Data records:
%%

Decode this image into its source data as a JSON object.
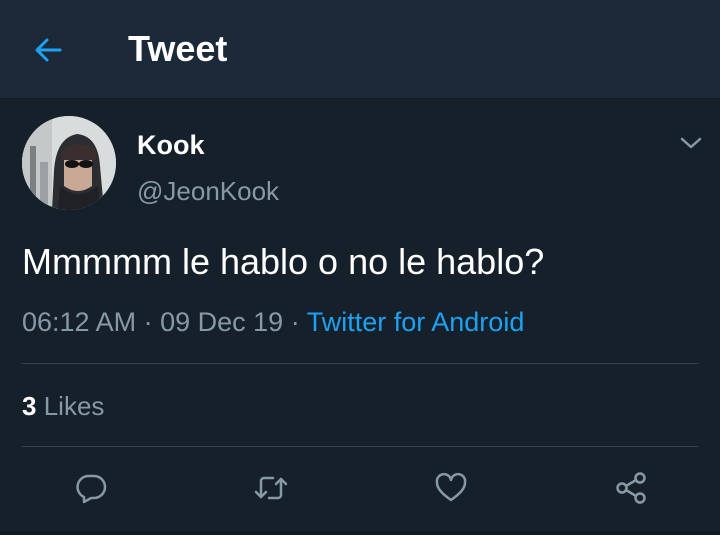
{
  "header": {
    "title": "Tweet",
    "back_icon": "arrow-left-icon",
    "accent": "#1da1f2"
  },
  "tweet": {
    "author_name": "Kook",
    "author_handle": "@JeonKook",
    "text": "Mmmmm le hablo o no le hablo?",
    "time": "06:12 AM",
    "date": "09 Dec 19",
    "source": "Twitter for Android",
    "separator": "·",
    "likes_count": "3",
    "likes_label": "Likes"
  },
  "actions": [
    "reply-icon",
    "retweet-icon",
    "like-icon",
    "share-icon"
  ],
  "colors": {
    "background": "#15202b",
    "header": "#1c2938",
    "muted": "#8899a6",
    "link": "#1da1f2"
  }
}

%%

» **What you should do**
Transcribe all entries above exactly. Drop the pictures.

» **Solution**
Decode this image into its source data as a JSON object.
{
  "header": {
    "title": "Tweet",
    "back_icon": "arrow-left-icon",
    "accent": "#1da1f2"
  },
  "tweet": {
    "author_name": "Kook",
    "author_handle": "@JeonKook",
    "text": "Mmmmm le hablo o no le hablo?",
    "time": "06:12 AM",
    "date": "09 Dec 19",
    "source": "Twitter for Android",
    "separator": "·",
    "likes_count": "3",
    "likes_label": "Likes"
  },
  "actions": [
    "reply-icon",
    "retweet-icon",
    "like-icon",
    "share-icon"
  ],
  "colors": {
    "background": "#15202b",
    "header": "#1c2938",
    "muted": "#8899a6",
    "link": "#1da1f2"
  }
}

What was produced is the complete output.